**Dataset rows:**
+ + +

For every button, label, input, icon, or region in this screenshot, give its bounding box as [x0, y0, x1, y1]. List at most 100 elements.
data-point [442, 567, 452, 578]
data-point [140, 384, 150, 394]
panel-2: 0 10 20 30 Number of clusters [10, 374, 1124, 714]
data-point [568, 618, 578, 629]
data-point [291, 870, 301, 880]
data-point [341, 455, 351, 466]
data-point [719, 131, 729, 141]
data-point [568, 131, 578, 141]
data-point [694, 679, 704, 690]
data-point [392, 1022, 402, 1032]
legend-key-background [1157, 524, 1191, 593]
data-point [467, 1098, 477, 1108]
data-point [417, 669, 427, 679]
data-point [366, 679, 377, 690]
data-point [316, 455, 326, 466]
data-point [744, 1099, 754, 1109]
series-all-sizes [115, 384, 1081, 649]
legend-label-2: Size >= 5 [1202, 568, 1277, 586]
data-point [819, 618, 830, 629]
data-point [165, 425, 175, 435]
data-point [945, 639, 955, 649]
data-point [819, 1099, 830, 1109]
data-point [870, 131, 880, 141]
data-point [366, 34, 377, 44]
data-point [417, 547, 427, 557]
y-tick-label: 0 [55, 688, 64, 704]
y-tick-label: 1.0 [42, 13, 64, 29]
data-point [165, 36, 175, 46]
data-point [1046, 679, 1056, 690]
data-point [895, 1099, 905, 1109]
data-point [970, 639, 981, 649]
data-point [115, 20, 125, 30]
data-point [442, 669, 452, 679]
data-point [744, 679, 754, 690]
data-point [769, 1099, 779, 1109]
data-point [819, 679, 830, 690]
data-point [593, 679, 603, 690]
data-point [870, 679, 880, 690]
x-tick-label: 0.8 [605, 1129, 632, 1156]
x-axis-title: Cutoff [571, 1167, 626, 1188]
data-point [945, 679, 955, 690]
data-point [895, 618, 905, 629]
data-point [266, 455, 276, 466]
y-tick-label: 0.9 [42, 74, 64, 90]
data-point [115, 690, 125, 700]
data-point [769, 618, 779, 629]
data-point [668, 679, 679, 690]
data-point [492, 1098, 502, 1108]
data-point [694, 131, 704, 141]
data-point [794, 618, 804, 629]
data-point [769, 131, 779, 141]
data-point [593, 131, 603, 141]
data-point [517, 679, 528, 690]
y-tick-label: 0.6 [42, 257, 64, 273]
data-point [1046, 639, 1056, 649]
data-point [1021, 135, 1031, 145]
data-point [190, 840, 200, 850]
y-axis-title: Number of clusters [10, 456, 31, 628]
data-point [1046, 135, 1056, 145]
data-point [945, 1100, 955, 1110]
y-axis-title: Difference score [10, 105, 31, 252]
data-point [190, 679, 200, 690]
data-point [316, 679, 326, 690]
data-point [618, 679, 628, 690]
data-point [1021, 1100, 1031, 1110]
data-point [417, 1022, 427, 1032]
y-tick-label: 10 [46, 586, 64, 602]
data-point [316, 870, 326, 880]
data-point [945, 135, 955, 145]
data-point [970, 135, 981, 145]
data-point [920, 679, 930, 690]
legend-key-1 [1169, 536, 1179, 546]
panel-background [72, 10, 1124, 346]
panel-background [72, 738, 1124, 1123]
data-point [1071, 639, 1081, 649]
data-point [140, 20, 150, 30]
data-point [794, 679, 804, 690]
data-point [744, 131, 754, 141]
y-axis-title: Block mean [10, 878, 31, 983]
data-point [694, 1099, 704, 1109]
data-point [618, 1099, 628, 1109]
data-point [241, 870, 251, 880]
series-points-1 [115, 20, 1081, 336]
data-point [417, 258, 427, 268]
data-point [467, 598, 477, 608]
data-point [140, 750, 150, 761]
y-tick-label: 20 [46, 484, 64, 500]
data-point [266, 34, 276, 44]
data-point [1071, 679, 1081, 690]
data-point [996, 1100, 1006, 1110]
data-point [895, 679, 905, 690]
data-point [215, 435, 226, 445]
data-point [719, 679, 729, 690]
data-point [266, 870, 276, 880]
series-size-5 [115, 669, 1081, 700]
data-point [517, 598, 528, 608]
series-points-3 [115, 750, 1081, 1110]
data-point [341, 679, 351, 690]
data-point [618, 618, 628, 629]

+ + +

Reproduce word for word everything above from the first line down to and including the line that contains "data-point [366, 34, 377, 44]".

**Correct output:**
For every button, label, input, icon, or region in this screenshot, give its bounding box as [x0, y0, x1, y1]. List at most 100 elements.
data-point [442, 567, 452, 578]
data-point [140, 384, 150, 394]
panel-2: 0 10 20 30 Number of clusters [10, 374, 1124, 714]
data-point [568, 618, 578, 629]
data-point [291, 870, 301, 880]
data-point [341, 455, 351, 466]
data-point [719, 131, 729, 141]
data-point [568, 131, 578, 141]
data-point [694, 679, 704, 690]
data-point [392, 1022, 402, 1032]
legend-key-background [1157, 524, 1191, 593]
data-point [467, 1098, 477, 1108]
data-point [417, 669, 427, 679]
data-point [366, 679, 377, 690]
data-point [316, 455, 326, 466]
data-point [744, 1099, 754, 1109]
series-all-sizes [115, 384, 1081, 649]
legend-label-2: Size >= 5 [1202, 568, 1277, 586]
data-point [819, 618, 830, 629]
data-point [165, 425, 175, 435]
data-point [945, 639, 955, 649]
data-point [819, 1099, 830, 1109]
data-point [870, 131, 880, 141]
data-point [366, 34, 377, 44]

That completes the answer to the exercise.